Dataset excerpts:
————————
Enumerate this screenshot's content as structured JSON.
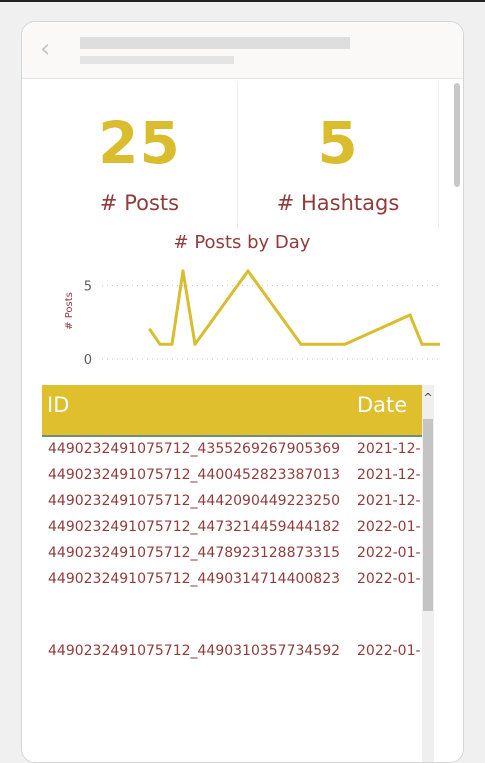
{
  "kpis": [
    {
      "value": "25",
      "label": "# Posts"
    },
    {
      "value": "5",
      "label": "# Hashtags"
    }
  ],
  "chart_data": {
    "type": "line",
    "title": "# Posts by Day",
    "xlabel": "",
    "ylabel": "# Posts",
    "yticks": [
      "5",
      "0"
    ],
    "ylim": [
      0,
      6
    ],
    "grid": true,
    "color": "#d9bd2e",
    "series": [
      {
        "values": [
          2,
          1,
          1,
          6,
          1,
          6,
          1,
          1,
          3,
          1,
          1
        ]
      }
    ]
  },
  "table": {
    "columns": [
      "ID",
      "Date"
    ],
    "rows": [
      {
        "id": "4490232491075712_4355269267905369",
        "date": "2021-12-"
      },
      {
        "id": "4490232491075712_4400452823387013",
        "date": "2021-12-"
      },
      {
        "id": "4490232491075712_4442090449223250",
        "date": "2021-12-"
      },
      {
        "id": "4490232491075712_4473214459444182",
        "date": "2022-01-"
      },
      {
        "id": "4490232491075712_4478923128873315",
        "date": "2022-01-"
      },
      {
        "id": "4490232491075712_4490314714400823",
        "date": "2022-01-"
      },
      {
        "id": "",
        "date": ""
      },
      {
        "id": "4490232491075712_4490310357734592",
        "date": "2022-01-"
      }
    ]
  },
  "icons": {
    "back": "chevron-left-icon",
    "scroll_up": "chevron-up-icon"
  },
  "colors": {
    "accent": "#d9bd2e",
    "text": "#913b3b",
    "header_bg": "#dfbf2d"
  }
}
————————
Exercise prompt
Using the listing, copy every line where the word "Posts" shows up.

Exercise result
      "label": "# Posts"
    "title": "# Posts by Day",
    "ylabel": "# Posts",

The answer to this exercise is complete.